* **Stated task**: The data below needs to be returned exactly, line for line.

* **Data shown**:

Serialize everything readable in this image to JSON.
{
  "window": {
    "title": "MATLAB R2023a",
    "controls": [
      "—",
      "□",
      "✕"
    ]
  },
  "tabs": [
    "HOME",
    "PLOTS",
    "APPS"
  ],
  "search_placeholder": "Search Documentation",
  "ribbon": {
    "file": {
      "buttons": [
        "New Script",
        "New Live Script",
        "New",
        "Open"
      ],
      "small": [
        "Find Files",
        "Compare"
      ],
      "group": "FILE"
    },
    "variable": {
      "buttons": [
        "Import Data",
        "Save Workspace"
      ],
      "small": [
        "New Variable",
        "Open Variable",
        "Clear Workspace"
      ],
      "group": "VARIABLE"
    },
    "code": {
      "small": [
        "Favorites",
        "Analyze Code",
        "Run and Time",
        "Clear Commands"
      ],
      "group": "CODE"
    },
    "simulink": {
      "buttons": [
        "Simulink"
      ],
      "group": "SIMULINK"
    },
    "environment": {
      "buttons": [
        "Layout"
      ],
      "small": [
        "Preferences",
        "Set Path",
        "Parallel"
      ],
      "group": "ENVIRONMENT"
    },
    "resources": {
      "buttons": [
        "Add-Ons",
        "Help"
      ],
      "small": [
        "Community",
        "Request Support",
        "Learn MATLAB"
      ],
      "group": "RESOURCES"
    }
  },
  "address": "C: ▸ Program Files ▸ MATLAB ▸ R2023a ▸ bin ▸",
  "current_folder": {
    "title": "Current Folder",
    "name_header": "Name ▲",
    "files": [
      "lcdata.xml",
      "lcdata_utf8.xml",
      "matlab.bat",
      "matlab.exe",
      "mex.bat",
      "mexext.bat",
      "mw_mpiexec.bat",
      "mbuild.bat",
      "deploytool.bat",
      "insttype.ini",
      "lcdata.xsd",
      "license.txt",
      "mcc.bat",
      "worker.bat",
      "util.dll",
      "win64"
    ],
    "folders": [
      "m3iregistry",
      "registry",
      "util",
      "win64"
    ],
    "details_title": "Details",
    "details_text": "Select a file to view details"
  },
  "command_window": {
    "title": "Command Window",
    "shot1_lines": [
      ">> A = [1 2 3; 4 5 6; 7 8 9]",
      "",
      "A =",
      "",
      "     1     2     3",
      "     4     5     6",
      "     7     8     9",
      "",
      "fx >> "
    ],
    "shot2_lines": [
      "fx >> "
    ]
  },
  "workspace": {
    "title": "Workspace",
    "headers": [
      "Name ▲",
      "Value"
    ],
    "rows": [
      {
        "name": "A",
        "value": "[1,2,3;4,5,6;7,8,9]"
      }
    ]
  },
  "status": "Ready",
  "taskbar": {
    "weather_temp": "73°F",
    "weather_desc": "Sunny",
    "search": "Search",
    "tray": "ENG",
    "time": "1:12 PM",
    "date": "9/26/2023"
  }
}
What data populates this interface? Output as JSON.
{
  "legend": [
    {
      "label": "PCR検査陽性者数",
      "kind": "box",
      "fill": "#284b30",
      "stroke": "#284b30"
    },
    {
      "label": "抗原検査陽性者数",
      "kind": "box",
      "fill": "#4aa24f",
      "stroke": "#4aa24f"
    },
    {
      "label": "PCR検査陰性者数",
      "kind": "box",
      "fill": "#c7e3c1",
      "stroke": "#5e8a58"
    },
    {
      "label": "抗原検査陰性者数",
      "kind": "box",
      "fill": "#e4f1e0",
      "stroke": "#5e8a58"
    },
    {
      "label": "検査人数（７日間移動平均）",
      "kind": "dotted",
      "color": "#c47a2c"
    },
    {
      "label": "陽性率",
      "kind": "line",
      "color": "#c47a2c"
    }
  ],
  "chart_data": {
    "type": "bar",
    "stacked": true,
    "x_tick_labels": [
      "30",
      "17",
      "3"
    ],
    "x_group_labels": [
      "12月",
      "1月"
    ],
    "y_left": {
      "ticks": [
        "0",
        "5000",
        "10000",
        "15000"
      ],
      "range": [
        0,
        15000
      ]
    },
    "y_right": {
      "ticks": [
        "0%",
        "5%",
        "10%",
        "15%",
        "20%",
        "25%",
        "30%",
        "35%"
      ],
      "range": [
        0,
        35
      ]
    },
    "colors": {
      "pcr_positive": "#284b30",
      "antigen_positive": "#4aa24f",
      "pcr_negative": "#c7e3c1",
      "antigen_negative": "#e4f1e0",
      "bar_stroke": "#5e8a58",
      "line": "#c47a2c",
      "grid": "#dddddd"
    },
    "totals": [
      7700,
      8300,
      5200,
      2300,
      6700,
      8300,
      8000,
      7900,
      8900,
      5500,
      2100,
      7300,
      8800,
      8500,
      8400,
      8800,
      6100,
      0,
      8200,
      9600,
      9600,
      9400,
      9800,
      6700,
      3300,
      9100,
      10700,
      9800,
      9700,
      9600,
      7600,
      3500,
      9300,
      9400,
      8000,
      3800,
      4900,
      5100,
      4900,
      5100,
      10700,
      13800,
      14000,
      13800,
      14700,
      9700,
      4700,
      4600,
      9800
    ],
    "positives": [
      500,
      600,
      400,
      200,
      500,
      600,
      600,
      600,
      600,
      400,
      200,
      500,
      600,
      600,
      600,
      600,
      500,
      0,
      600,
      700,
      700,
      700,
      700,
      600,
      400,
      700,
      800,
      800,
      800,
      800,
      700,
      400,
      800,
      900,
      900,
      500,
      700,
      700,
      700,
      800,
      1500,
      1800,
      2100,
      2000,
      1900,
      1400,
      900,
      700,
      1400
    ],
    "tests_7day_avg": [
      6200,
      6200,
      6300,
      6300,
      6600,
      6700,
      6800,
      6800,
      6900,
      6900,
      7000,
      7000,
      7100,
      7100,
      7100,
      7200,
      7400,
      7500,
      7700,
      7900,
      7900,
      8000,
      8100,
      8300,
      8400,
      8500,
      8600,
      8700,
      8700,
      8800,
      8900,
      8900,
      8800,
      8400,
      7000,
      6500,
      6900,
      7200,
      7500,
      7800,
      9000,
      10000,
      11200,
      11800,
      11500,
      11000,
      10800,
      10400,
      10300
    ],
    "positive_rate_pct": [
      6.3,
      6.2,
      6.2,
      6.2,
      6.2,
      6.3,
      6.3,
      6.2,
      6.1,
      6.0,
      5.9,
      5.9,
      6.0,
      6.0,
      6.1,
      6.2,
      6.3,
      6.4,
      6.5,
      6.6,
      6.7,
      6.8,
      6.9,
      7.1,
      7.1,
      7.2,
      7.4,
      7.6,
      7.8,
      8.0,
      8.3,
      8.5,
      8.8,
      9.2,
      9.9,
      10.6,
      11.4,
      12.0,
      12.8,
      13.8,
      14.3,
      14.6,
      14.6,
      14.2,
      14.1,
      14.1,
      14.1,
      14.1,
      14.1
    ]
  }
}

* **Solution for this exercise**:
Serialize everything readable in this image to JSON.
{
  "window": {
    "title": "MATLAB R2023a",
    "controls": [
      "—",
      "□",
      "✕"
    ]
  },
  "tabs": [
    "HOME",
    "PLOTS",
    "APPS"
  ],
  "search_placeholder": "Search Documentation",
  "ribbon": {
    "file": {
      "buttons": [
        "New Script",
        "New Live Script",
        "New",
        "Open"
      ],
      "small": [
        "Find Files",
        "Compare"
      ],
      "group": "FILE"
    },
    "variable": {
      "buttons": [
        "Import Data",
        "Save Workspace"
      ],
      "small": [
        "New Variable",
        "Open Variable",
        "Clear Workspace"
      ],
      "group": "VARIABLE"
    },
    "code": {
      "small": [
        "Favorites",
        "Analyze Code",
        "Run and Time",
        "Clear Commands"
      ],
      "group": "CODE"
    },
    "simulink": {
      "buttons": [
        "Simulink"
      ],
      "group": "SIMULINK"
    },
    "environment": {
      "buttons": [
        "Layout"
      ],
      "small": [
        "Preferences",
        "Set Path",
        "Parallel"
      ],
      "group": "ENVIRONMENT"
    },
    "resources": {
      "buttons": [
        "Add-Ons",
        "Help"
      ],
      "small": [
        "Community",
        "Request Support",
        "Learn MATLAB"
      ],
      "group": "RESOURCES"
    }
  },
  "address": "C: ▸ Program Files ▸ MATLAB ▸ R2023a ▸ bin ▸",
  "current_folder": {
    "title": "Current Folder",
    "name_header": "Name ▲",
    "files": [
      "lcdata.xml",
      "lcdata_utf8.xml",
      "matlab.bat",
      "matlab.exe",
      "mex.bat",
      "mexext.bat",
      "mw_mpiexec.bat",
      "mbuild.bat",
      "deploytool.bat",
      "insttype.ini",
      "lcdata.xsd",
      "license.txt",
      "mcc.bat",
      "worker.bat",
      "util.dll",
      "win64"
    ],
    "folders": [
      "m3iregistry",
      "registry",
      "util",
      "win64"
    ],
    "details_title": "Details",
    "details_text": "Select a file to view details"
  },
  "command_window": {
    "title": "Command Window",
    "shot1_lines": [
      ">> A = [1 2 3; 4 5 6; 7 8 9]",
      "",
      "A =",
      "",
      "     1     2     3",
      "     4     5     6",
      "     7     8     9",
      "",
      "fx >> "
    ],
    "shot2_lines": [
      "fx >> "
    ]
  },
  "workspace": {
    "title": "Workspace",
    "headers": [
      "Name ▲",
      "Value"
    ],
    "rows": [
      {
        "name": "A",
        "value": "[1,2,3;4,5,6;7,8,9]"
      }
    ]
  },
  "status": "Ready",
  "taskbar": {
    "weather_temp": "73°F",
    "weather_desc": "Sunny",
    "search": "Search",
    "tray": "ENG",
    "time": "1:12 PM",
    "date": "9/26/2023"
  }
}
What data populates this interface? Output as JSON.
{
  "legend": [
    {
      "label": "PCR検査陽性者数",
      "kind": "box",
      "fill": "#284b30",
      "stroke": "#284b30"
    },
    {
      "label": "抗原検査陽性者数",
      "kind": "box",
      "fill": "#4aa24f",
      "stroke": "#4aa24f"
    },
    {
      "label": "PCR検査陰性者数",
      "kind": "box",
      "fill": "#c7e3c1",
      "stroke": "#5e8a58"
    },
    {
      "label": "抗原検査陰性者数",
      "kind": "box",
      "fill": "#e4f1e0",
      "stroke": "#5e8a58"
    },
    {
      "label": "検査人数（７日間移動平均）",
      "kind": "dotted",
      "color": "#c47a2c"
    },
    {
      "label": "陽性率",
      "kind": "line",
      "color": "#c47a2c"
    }
  ],
  "chart_data": {
    "type": "bar",
    "stacked": true,
    "x_tick_labels": [
      "30",
      "17",
      "3"
    ],
    "x_group_labels": [
      "12月",
      "1月"
    ],
    "y_left": {
      "ticks": [
        "0",
        "5000",
        "10000",
        "15000"
      ],
      "range": [
        0,
        15000
      ]
    },
    "y_right": {
      "ticks": [
        "0%",
        "5%",
        "10%",
        "15%",
        "20%",
        "25%",
        "30%",
        "35%"
      ],
      "range": [
        0,
        35
      ]
    },
    "colors": {
      "pcr_positive": "#284b30",
      "antigen_positive": "#4aa24f",
      "pcr_negative": "#c7e3c1",
      "antigen_negative": "#e4f1e0",
      "bar_stroke": "#5e8a58",
      "line": "#c47a2c",
      "grid": "#dddddd"
    },
    "totals": [
      7700,
      8300,
      5200,
      2300,
      6700,
      8300,
      8000,
      7900,
      8900,
      5500,
      2100,
      7300,
      8800,
      8500,
      8400,
      8800,
      6100,
      0,
      8200,
      9600,
      9600,
      9400,
      9800,
      6700,
      3300,
      9100,
      10700,
      9800,
      9700,
      9600,
      7600,
      3500,
      9300,
      9400,
      8000,
      3800,
      4900,
      5100,
      4900,
      5100,
      10700,
      13800,
      14000,
      13800,
      14700,
      9700,
      4700,
      4600,
      9800
    ],
    "positives": [
      500,
      600,
      400,
      200,
      500,
      600,
      600,
      600,
      600,
      400,
      200,
      500,
      600,
      600,
      600,
      600,
      500,
      0,
      600,
      700,
      700,
      700,
      700,
      600,
      400,
      700,
      800,
      800,
      800,
      800,
      700,
      400,
      800,
      900,
      900,
      500,
      700,
      700,
      700,
      800,
      1500,
      1800,
      2100,
      2000,
      1900,
      1400,
      900,
      700,
      1400
    ],
    "tests_7day_avg": [
      6200,
      6200,
      6300,
      6300,
      6600,
      6700,
      6800,
      6800,
      6900,
      6900,
      7000,
      7000,
      7100,
      7100,
      7100,
      7200,
      7400,
      7500,
      7700,
      7900,
      7900,
      8000,
      8100,
      8300,
      8400,
      8500,
      8600,
      8700,
      8700,
      8800,
      8900,
      8900,
      8800,
      8400,
      7000,
      6500,
      6900,
      7200,
      7500,
      7800,
      9000,
      10000,
      11200,
      11800,
      11500,
      11000,
      10800,
      10400,
      10300
    ],
    "positive_rate_pct": [
      6.3,
      6.2,
      6.2,
      6.2,
      6.2,
      6.3,
      6.3,
      6.2,
      6.1,
      6.0,
      5.9,
      5.9,
      6.0,
      6.0,
      6.1,
      6.2,
      6.3,
      6.4,
      6.5,
      6.6,
      6.7,
      6.8,
      6.9,
      7.1,
      7.1,
      7.2,
      7.4,
      7.6,
      7.8,
      8.0,
      8.3,
      8.5,
      8.8,
      9.2,
      9.9,
      10.6,
      11.4,
      12.0,
      12.8,
      13.8,
      14.3,
      14.6,
      14.6,
      14.2,
      14.1,
      14.1,
      14.1,
      14.1,
      14.1
    ]
  }
}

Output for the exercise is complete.